**Data excerpts:**
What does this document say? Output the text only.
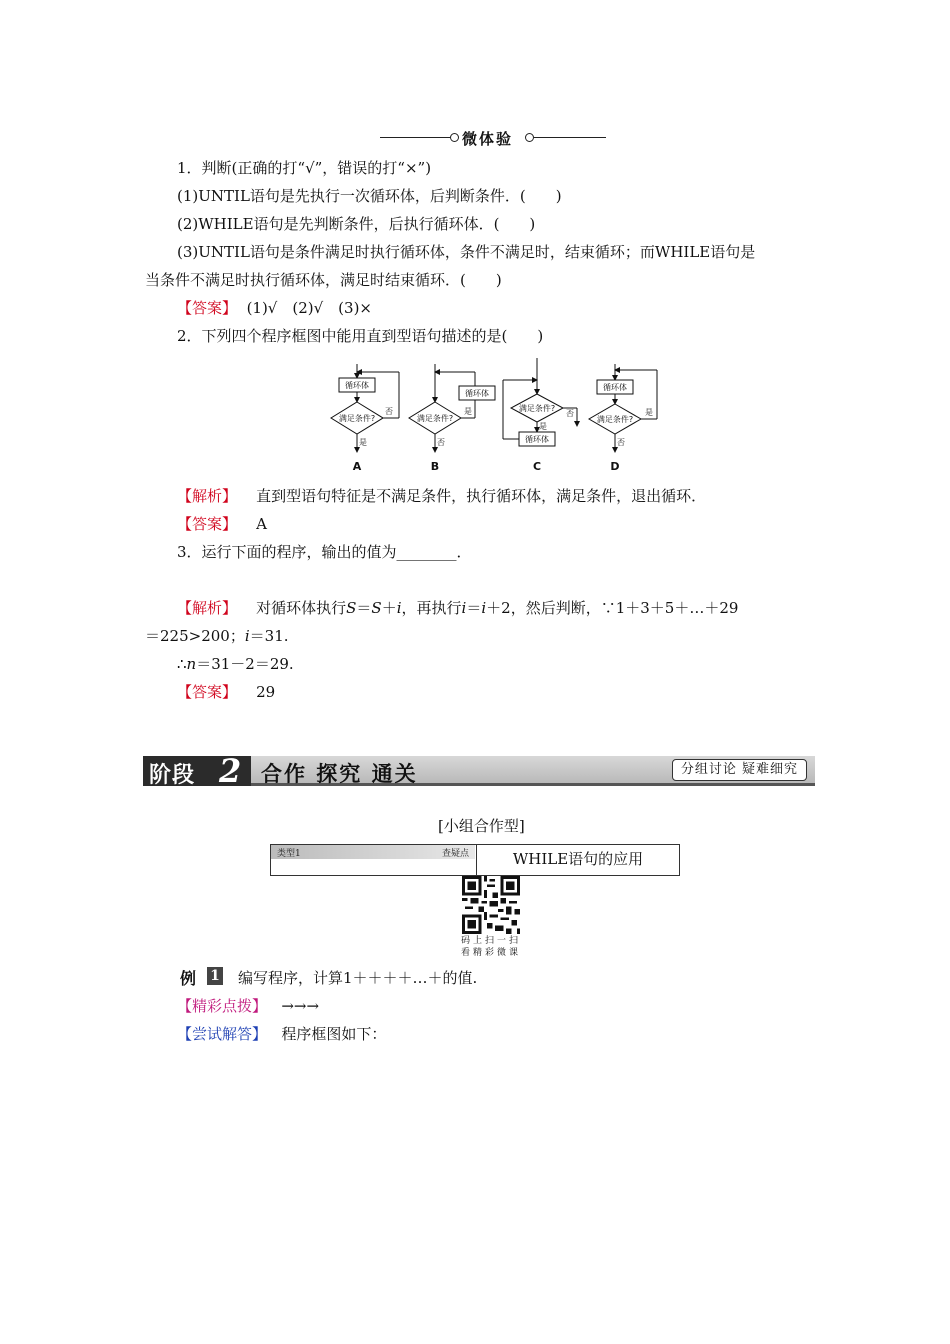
微体验
1．判断(正确的打“√”，错误的打“×”)
(1)UNTIL语句是先执行一次循环体，后判断条件．(　　)
(2)WHILE语句是先判断条件，后执行循环体．(　　)
(3)UNTIL语句是条件满足时执行循环体，条件不满足时，结束循环；而WHILE语句是
当条件不满足时执行循环体，满足时结束循环．(　　)
【答案】 (1)√　(2)√　(3)×
2．下列四个程序框图中能用直到型语句描述的是(　　)
循环体
满足条件?
否
是
满足条件?
循环体
是
否
满足条件?
否
是
循环体
循环体
满足条件?
是
否
A	B	C	D
【解析】 直到型语句特征是不满足条件，执行循环体，满足条件，退出循环．
【答案】 A
3．运行下面的程序，输出的值为________．
【解析】 对循环体执行S＝S＋i，再执行i＝i＋2，然后判断，∵1＋3＋5＋…＋29
＝225>200；i＝31.
∴n＝31－2＝29.
【答案】 29
阶段 2 合作 探究 通关	分组讨论 疑难细究
[小组合作型]
类型1	查疑点	WHILE语句的应用
码上扫一扫
看精彩微课
例 1 编写程序，计算1＋＋＋＋…＋的值.
【精彩点拨】 →→→
【尝试解答】 程序框图如下：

**What the task asks:**
Above are the records; reproduce them exactly and leave out the pictures.

**Correct result:**
What does this document say? Output the text only.
微体验
1．判断(正确的打“√”，错误的打“×”)
(1)UNTIL语句是先执行一次循环体，后判断条件．(　　)
(2)WHILE语句是先判断条件，后执行循环体．(　　)
(3)UNTIL语句是条件满足时执行循环体，条件不满足时，结束循环；而WHILE语句是
当条件不满足时执行循环体，满足时结束循环．(　　)
【答案】 (1)√　(2)√　(3)×
2．下列四个程序框图中能用直到型语句描述的是(　　)
循环体
满足条件?
否
是
满足条件?
循环体
是
否
满足条件?
否
是
循环体
循环体
满足条件?
是
否
A	B	C	D
【解析】 直到型语句特征是不满足条件，执行循环体，满足条件，退出循环．
【答案】 A
3．运行下面的程序，输出的值为________．
【解析】 对循环体执行S＝S＋i，再执行i＝i＋2，然后判断，∵1＋3＋5＋…＋29
＝225>200；i＝31.
∴n＝31－2＝29.
【答案】 29
阶段 2 合作 探究 通关	分组讨论 疑难细究
[小组合作型]
类型1	查疑点	WHILE语句的应用
码上扫一扫
看精彩微课
例 1 编写程序，计算1＋＋＋＋…＋的值.
【精彩点拨】 →→→
【尝试解答】 程序框图如下：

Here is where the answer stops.